# Data shown:

☆ ☆ ☆

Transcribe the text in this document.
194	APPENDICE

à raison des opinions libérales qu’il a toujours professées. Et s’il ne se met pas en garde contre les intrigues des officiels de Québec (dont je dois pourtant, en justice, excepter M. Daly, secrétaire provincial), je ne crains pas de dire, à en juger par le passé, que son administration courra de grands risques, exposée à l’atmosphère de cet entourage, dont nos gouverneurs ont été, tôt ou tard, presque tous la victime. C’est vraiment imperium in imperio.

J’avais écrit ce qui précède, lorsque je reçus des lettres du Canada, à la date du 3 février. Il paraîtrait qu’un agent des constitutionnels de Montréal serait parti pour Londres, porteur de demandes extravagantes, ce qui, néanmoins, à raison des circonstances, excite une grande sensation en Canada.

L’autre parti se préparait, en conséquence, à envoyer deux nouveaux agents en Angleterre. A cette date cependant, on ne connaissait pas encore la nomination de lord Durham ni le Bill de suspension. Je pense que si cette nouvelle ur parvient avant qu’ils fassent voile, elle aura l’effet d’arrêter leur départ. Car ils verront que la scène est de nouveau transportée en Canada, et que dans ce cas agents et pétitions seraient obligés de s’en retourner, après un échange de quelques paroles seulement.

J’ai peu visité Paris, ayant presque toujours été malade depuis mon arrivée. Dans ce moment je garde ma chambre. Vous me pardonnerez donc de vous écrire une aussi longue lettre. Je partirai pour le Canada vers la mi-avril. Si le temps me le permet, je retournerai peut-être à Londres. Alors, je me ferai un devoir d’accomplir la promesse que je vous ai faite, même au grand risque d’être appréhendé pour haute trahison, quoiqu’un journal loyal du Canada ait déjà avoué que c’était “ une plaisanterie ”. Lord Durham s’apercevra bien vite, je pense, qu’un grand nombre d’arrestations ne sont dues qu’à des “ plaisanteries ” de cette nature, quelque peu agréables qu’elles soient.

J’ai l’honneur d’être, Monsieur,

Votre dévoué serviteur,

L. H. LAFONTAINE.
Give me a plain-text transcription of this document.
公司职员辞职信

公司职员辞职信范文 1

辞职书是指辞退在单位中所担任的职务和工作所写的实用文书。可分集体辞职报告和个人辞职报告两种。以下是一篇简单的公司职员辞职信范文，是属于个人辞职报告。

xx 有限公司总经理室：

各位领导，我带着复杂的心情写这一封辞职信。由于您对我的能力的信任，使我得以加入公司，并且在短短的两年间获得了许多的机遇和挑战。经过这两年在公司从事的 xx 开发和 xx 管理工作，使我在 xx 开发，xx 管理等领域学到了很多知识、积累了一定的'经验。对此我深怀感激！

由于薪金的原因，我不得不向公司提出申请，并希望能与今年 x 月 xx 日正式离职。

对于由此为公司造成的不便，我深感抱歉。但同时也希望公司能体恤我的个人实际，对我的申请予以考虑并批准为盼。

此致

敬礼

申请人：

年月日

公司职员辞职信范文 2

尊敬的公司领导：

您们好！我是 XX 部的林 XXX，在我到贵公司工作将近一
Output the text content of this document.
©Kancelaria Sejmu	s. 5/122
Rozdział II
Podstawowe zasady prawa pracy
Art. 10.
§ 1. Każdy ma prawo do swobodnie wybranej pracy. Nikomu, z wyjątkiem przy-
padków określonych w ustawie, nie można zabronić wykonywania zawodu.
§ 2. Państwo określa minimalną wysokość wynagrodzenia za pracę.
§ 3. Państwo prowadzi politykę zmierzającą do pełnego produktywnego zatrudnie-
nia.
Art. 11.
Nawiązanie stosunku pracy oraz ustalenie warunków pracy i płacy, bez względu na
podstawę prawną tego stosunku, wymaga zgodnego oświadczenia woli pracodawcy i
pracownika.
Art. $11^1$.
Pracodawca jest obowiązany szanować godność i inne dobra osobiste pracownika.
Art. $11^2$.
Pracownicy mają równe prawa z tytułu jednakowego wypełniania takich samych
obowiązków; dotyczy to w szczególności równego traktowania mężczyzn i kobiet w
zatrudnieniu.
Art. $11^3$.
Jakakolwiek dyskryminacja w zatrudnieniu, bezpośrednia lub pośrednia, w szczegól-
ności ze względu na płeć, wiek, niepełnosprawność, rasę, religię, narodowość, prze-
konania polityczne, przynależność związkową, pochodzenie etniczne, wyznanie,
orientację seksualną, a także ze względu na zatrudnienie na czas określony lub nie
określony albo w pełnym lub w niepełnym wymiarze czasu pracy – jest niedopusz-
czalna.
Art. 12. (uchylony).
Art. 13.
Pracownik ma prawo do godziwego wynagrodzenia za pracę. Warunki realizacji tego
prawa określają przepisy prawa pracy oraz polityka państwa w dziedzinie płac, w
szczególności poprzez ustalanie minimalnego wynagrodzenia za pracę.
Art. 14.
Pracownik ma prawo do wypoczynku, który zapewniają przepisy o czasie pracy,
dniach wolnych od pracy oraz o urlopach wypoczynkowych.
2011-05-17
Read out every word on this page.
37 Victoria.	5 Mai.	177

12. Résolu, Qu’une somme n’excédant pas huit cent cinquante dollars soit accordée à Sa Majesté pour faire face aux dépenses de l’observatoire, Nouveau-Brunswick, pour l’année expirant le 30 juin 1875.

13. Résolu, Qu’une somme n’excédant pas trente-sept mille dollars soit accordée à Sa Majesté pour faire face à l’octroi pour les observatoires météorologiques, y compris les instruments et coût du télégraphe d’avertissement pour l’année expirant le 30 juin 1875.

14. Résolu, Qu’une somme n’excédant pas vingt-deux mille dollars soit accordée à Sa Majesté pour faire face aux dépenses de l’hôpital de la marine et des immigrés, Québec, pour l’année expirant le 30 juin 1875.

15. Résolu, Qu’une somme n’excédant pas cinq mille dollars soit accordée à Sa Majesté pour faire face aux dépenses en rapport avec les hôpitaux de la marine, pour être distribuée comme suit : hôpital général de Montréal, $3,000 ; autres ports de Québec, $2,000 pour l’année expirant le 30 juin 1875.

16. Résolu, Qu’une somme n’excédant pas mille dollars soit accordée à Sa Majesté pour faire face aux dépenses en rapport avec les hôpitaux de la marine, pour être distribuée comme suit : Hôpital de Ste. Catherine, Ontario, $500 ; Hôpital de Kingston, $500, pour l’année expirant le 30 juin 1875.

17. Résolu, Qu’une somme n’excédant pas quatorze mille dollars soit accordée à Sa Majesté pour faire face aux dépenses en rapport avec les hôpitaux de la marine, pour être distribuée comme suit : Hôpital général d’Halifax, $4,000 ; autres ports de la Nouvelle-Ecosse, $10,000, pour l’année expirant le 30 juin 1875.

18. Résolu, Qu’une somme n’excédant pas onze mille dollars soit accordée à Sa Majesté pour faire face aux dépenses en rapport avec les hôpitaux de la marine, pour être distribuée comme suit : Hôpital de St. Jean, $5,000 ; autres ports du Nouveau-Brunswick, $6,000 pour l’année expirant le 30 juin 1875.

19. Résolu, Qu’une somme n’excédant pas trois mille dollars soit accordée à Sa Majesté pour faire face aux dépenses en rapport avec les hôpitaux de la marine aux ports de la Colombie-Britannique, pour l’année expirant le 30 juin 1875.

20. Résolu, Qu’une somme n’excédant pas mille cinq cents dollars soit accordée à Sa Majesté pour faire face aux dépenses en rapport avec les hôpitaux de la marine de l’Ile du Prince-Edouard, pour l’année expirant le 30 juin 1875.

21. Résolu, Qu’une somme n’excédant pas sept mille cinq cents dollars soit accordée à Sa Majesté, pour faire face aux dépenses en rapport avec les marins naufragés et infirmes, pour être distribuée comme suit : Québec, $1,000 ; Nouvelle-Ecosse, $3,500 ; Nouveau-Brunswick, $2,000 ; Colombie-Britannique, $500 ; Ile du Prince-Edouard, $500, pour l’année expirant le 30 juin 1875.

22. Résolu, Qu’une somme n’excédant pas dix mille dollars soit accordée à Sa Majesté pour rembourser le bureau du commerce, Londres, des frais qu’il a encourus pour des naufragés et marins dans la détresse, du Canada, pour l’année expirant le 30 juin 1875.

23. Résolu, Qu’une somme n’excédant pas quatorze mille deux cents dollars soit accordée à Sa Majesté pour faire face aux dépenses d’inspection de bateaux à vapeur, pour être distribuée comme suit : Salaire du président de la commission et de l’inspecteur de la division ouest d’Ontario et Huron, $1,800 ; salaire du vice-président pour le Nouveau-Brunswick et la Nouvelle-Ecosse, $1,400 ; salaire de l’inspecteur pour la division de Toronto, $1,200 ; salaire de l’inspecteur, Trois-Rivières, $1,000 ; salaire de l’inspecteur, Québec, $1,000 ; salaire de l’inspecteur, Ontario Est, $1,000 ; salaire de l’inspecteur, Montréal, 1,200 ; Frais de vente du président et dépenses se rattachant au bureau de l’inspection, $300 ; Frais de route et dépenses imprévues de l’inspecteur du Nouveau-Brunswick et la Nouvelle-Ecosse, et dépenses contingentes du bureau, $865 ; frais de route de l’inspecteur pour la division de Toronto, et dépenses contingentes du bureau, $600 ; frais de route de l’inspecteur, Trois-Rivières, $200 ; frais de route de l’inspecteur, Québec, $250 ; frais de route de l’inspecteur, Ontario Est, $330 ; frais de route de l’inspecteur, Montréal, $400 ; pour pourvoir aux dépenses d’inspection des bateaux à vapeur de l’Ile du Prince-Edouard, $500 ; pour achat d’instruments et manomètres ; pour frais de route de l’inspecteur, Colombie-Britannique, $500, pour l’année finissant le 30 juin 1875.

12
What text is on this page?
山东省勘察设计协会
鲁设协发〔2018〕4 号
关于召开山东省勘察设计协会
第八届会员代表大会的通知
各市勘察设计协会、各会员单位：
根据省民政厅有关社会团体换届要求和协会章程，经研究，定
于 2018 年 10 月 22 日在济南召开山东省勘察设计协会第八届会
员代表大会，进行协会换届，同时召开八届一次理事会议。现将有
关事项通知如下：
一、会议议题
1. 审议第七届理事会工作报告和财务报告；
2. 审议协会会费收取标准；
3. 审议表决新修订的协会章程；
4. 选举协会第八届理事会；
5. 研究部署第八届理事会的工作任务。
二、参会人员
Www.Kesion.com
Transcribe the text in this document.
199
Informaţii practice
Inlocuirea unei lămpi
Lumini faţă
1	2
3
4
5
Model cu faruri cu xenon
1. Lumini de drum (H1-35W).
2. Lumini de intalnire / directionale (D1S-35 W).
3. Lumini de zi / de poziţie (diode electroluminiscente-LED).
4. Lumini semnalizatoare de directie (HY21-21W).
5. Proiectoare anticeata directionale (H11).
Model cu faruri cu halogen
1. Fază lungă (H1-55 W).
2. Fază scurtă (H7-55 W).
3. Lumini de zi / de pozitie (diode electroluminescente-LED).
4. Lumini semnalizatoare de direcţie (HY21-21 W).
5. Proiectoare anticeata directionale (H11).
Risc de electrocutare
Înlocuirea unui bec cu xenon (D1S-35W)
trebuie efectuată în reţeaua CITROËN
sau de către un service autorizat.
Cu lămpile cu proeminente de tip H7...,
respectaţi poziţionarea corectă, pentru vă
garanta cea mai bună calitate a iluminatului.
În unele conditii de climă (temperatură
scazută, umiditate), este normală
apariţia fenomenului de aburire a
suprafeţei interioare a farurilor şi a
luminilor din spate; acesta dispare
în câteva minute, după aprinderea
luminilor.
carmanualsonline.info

☆ ☆ ☆

# What you should do:
The word "przepisy" may appear on some lines of these records; state how many such lines there are, and nothing else.

# Finished answer:
2